◆ GIVEN EXERCISE:
Carry none of the pictures over; write out the complete data exactly.

◆ DATA EXCERPTS:
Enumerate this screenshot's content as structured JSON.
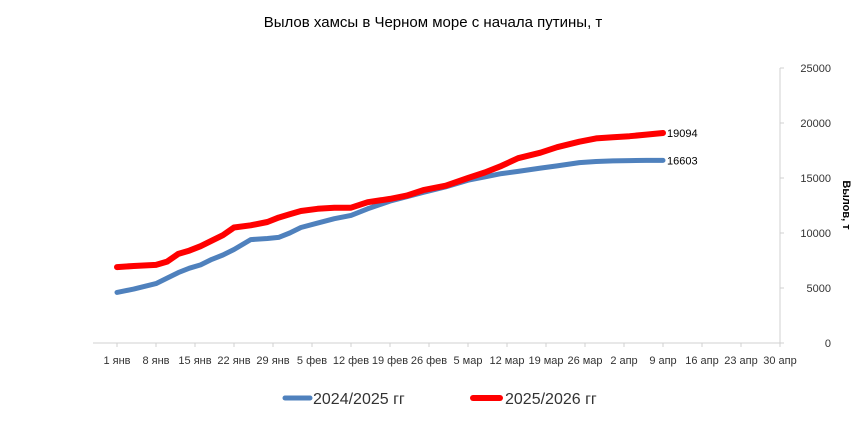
{
  "chart_data": {
    "type": "line",
    "title": "Вылов хамсы в Черном море с начала путины, т",
    "ylabel": "Вылов, т",
    "xlabel": "",
    "ylim": [
      0,
      25000
    ],
    "yticks": [
      0,
      5000,
      10000,
      15000,
      20000,
      25000
    ],
    "grid": false,
    "legend_position": "bottom",
    "x_tick_labels": [
      "1 янв",
      "8 янв",
      "15 янв",
      "22 янв",
      "29 янв",
      "5 фев",
      "12 фев",
      "19 фев",
      "26 фев",
      "5 мар",
      "12 мар",
      "19 мар",
      "26 мар",
      "2 апр",
      "9 апр",
      "16 апр",
      "23 апр",
      "30 апр"
    ],
    "x_day_index": [
      1,
      4,
      8,
      10,
      12,
      14,
      16,
      18,
      20,
      22,
      25,
      28,
      30,
      32,
      34,
      37,
      40,
      43,
      46,
      50,
      53,
      56,
      60,
      64,
      67,
      70,
      73,
      77,
      80,
      84,
      87,
      90,
      93,
      96,
      99
    ],
    "series": [
      {
        "name": "2024/2025 гг",
        "color": "#4F81BD",
        "end_label": "16603",
        "values": [
          4600,
          4900,
          5400,
          5900,
          6400,
          6800,
          7100,
          7600,
          8000,
          8500,
          9400,
          9500,
          9600,
          10000,
          10500,
          10900,
          11300,
          11600,
          12200,
          12900,
          13300,
          13700,
          14200,
          14800,
          15100,
          15400,
          15600,
          15900,
          16100,
          16400,
          16500,
          16550,
          16580,
          16600,
          16603
        ]
      },
      {
        "name": "2025/2026 гг",
        "color": "#FF0000",
        "end_label": "19094",
        "values": [
          6900,
          7000,
          7100,
          7400,
          8100,
          8400,
          8800,
          9300,
          9800,
          10500,
          10700,
          11000,
          11400,
          11700,
          12000,
          12200,
          12300,
          12300,
          12800,
          13100,
          13400,
          13900,
          14300,
          15000,
          15500,
          16100,
          16800,
          17300,
          17800,
          18300,
          18600,
          18700,
          18800,
          18950,
          19094
        ]
      }
    ]
  }
}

◆ SOLUTION:
Enumerate this screenshot's content as structured JSON.
{
  "chart_data": {
    "type": "line",
    "title": "Вылов хамсы в Черном море с начала путины, т",
    "ylabel": "Вылов, т",
    "xlabel": "",
    "ylim": [
      0,
      25000
    ],
    "yticks": [
      0,
      5000,
      10000,
      15000,
      20000,
      25000
    ],
    "grid": false,
    "legend_position": "bottom",
    "x_tick_labels": [
      "1 янв",
      "8 янв",
      "15 янв",
      "22 янв",
      "29 янв",
      "5 фев",
      "12 фев",
      "19 фев",
      "26 фев",
      "5 мар",
      "12 мар",
      "19 мар",
      "26 мар",
      "2 апр",
      "9 апр",
      "16 апр",
      "23 апр",
      "30 апр"
    ],
    "x_day_index": [
      1,
      4,
      8,
      10,
      12,
      14,
      16,
      18,
      20,
      22,
      25,
      28,
      30,
      32,
      34,
      37,
      40,
      43,
      46,
      50,
      53,
      56,
      60,
      64,
      67,
      70,
      73,
      77,
      80,
      84,
      87,
      90,
      93,
      96,
      99
    ],
    "series": [
      {
        "name": "2024/2025 гг",
        "color": "#4F81BD",
        "end_label": "16603",
        "values": [
          4600,
          4900,
          5400,
          5900,
          6400,
          6800,
          7100,
          7600,
          8000,
          8500,
          9400,
          9500,
          9600,
          10000,
          10500,
          10900,
          11300,
          11600,
          12200,
          12900,
          13300,
          13700,
          14200,
          14800,
          15100,
          15400,
          15600,
          15900,
          16100,
          16400,
          16500,
          16550,
          16580,
          16600,
          16603
        ]
      },
      {
        "name": "2025/2026 гг",
        "color": "#FF0000",
        "end_label": "19094",
        "values": [
          6900,
          7000,
          7100,
          7400,
          8100,
          8400,
          8800,
          9300,
          9800,
          10500,
          10700,
          11000,
          11400,
          11700,
          12000,
          12200,
          12300,
          12300,
          12800,
          13100,
          13400,
          13900,
          14300,
          15000,
          15500,
          16100,
          16800,
          17300,
          17800,
          18300,
          18600,
          18700,
          18800,
          18950,
          19094
        ]
      }
    ]
  }
}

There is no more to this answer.